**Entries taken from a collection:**
┄┄┄┄┄┄┄┄┄┄

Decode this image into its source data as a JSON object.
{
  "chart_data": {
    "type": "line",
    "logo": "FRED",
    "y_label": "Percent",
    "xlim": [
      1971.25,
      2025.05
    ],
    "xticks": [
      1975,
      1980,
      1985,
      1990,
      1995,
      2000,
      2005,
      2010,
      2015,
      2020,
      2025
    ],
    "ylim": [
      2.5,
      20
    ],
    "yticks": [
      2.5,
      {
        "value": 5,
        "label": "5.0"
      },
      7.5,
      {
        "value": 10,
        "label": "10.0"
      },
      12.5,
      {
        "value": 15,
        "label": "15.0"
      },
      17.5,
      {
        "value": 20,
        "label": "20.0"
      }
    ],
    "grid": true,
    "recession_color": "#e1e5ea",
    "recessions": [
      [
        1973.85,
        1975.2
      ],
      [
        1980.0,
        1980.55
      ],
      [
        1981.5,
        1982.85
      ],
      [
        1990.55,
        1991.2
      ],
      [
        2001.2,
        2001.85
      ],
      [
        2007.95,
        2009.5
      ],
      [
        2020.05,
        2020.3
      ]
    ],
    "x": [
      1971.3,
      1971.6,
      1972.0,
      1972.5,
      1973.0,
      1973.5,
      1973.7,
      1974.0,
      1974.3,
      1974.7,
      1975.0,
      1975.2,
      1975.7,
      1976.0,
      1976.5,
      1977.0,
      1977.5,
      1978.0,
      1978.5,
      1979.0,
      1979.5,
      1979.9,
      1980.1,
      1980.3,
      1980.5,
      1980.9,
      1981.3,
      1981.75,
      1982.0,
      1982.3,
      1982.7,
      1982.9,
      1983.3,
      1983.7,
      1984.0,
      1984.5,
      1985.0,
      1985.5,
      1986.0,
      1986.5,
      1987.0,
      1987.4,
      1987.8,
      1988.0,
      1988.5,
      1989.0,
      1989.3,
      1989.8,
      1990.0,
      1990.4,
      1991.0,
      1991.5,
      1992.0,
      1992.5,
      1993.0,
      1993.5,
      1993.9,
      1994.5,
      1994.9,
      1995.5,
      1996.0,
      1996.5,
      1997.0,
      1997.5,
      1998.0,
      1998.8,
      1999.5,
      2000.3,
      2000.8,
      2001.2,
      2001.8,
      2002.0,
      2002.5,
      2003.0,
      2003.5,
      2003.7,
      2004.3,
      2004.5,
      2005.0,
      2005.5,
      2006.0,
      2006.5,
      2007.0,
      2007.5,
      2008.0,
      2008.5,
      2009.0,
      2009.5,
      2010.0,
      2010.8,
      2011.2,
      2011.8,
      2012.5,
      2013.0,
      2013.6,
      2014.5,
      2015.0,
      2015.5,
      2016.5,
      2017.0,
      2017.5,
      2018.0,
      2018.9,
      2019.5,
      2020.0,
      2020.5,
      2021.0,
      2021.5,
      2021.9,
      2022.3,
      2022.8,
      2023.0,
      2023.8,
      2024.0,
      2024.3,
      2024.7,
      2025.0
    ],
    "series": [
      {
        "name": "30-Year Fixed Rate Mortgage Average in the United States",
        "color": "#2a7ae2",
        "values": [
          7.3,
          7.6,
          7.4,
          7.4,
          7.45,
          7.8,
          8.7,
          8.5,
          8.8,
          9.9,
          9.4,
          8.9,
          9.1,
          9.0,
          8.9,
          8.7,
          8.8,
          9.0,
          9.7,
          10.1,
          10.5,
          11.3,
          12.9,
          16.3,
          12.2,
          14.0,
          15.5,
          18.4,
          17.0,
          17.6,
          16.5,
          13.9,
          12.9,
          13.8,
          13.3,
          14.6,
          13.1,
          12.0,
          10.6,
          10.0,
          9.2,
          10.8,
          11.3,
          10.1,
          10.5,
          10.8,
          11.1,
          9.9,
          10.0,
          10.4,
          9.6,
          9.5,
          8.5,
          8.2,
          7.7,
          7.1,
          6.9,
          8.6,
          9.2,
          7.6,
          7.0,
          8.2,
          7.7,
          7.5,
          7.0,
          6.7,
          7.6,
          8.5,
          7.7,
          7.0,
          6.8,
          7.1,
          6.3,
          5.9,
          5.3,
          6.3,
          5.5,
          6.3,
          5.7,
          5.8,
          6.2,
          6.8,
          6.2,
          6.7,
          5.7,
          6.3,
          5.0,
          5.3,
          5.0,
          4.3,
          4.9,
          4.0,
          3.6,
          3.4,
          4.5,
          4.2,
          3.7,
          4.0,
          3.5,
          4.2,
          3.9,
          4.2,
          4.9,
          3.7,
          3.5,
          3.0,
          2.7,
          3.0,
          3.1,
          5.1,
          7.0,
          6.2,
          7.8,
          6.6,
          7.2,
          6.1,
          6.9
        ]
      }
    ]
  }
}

┄┄┄┄┄┄┄┄┄┄

Retype the records that precede this task, keeping them exactly the same.

**COMPLETE OUTPUT:**
Decode this image into its source data as a JSON object.
{
  "chart_data": {
    "type": "line",
    "logo": "FRED",
    "y_label": "Percent",
    "xlim": [
      1971.25,
      2025.05
    ],
    "xticks": [
      1975,
      1980,
      1985,
      1990,
      1995,
      2000,
      2005,
      2010,
      2015,
      2020,
      2025
    ],
    "ylim": [
      2.5,
      20
    ],
    "yticks": [
      2.5,
      {
        "value": 5,
        "label": "5.0"
      },
      7.5,
      {
        "value": 10,
        "label": "10.0"
      },
      12.5,
      {
        "value": 15,
        "label": "15.0"
      },
      17.5,
      {
        "value": 20,
        "label": "20.0"
      }
    ],
    "grid": true,
    "recession_color": "#e1e5ea",
    "recessions": [
      [
        1973.85,
        1975.2
      ],
      [
        1980.0,
        1980.55
      ],
      [
        1981.5,
        1982.85
      ],
      [
        1990.55,
        1991.2
      ],
      [
        2001.2,
        2001.85
      ],
      [
        2007.95,
        2009.5
      ],
      [
        2020.05,
        2020.3
      ]
    ],
    "x": [
      1971.3,
      1971.6,
      1972.0,
      1972.5,
      1973.0,
      1973.5,
      1973.7,
      1974.0,
      1974.3,
      1974.7,
      1975.0,
      1975.2,
      1975.7,
      1976.0,
      1976.5,
      1977.0,
      1977.5,
      1978.0,
      1978.5,
      1979.0,
      1979.5,
      1979.9,
      1980.1,
      1980.3,
      1980.5,
      1980.9,
      1981.3,
      1981.75,
      1982.0,
      1982.3,
      1982.7,
      1982.9,
      1983.3,
      1983.7,
      1984.0,
      1984.5,
      1985.0,
      1985.5,
      1986.0,
      1986.5,
      1987.0,
      1987.4,
      1987.8,
      1988.0,
      1988.5,
      1989.0,
      1989.3,
      1989.8,
      1990.0,
      1990.4,
      1991.0,
      1991.5,
      1992.0,
      1992.5,
      1993.0,
      1993.5,
      1993.9,
      1994.5,
      1994.9,
      1995.5,
      1996.0,
      1996.5,
      1997.0,
      1997.5,
      1998.0,
      1998.8,
      1999.5,
      2000.3,
      2000.8,
      2001.2,
      2001.8,
      2002.0,
      2002.5,
      2003.0,
      2003.5,
      2003.7,
      2004.3,
      2004.5,
      2005.0,
      2005.5,
      2006.0,
      2006.5,
      2007.0,
      2007.5,
      2008.0,
      2008.5,
      2009.0,
      2009.5,
      2010.0,
      2010.8,
      2011.2,
      2011.8,
      2012.5,
      2013.0,
      2013.6,
      2014.5,
      2015.0,
      2015.5,
      2016.5,
      2017.0,
      2017.5,
      2018.0,
      2018.9,
      2019.5,
      2020.0,
      2020.5,
      2021.0,
      2021.5,
      2021.9,
      2022.3,
      2022.8,
      2023.0,
      2023.8,
      2024.0,
      2024.3,
      2024.7,
      2025.0
    ],
    "series": [
      {
        "name": "30-Year Fixed Rate Mortgage Average in the United States",
        "color": "#2a7ae2",
        "values": [
          7.3,
          7.6,
          7.4,
          7.4,
          7.45,
          7.8,
          8.7,
          8.5,
          8.8,
          9.9,
          9.4,
          8.9,
          9.1,
          9.0,
          8.9,
          8.7,
          8.8,
          9.0,
          9.7,
          10.1,
          10.5,
          11.3,
          12.9,
          16.3,
          12.2,
          14.0,
          15.5,
          18.4,
          17.0,
          17.6,
          16.5,
          13.9,
          12.9,
          13.8,
          13.3,
          14.6,
          13.1,
          12.0,
          10.6,
          10.0,
          9.2,
          10.8,
          11.3,
          10.1,
          10.5,
          10.8,
          11.1,
          9.9,
          10.0,
          10.4,
          9.6,
          9.5,
          8.5,
          8.2,
          7.7,
          7.1,
          6.9,
          8.6,
          9.2,
          7.6,
          7.0,
          8.2,
          7.7,
          7.5,
          7.0,
          6.7,
          7.6,
          8.5,
          7.7,
          7.0,
          6.8,
          7.1,
          6.3,
          5.9,
          5.3,
          6.3,
          5.5,
          6.3,
          5.7,
          5.8,
          6.2,
          6.8,
          6.2,
          6.7,
          5.7,
          6.3,
          5.0,
          5.3,
          5.0,
          4.3,
          4.9,
          4.0,
          3.6,
          3.4,
          4.5,
          4.2,
          3.7,
          4.0,
          3.5,
          4.2,
          3.9,
          4.2,
          4.9,
          3.7,
          3.5,
          3.0,
          2.7,
          3.0,
          3.1,
          5.1,
          7.0,
          6.2,
          7.8,
          6.6,
          7.2,
          6.1,
          6.9
        ]
      }
    ]
  }
}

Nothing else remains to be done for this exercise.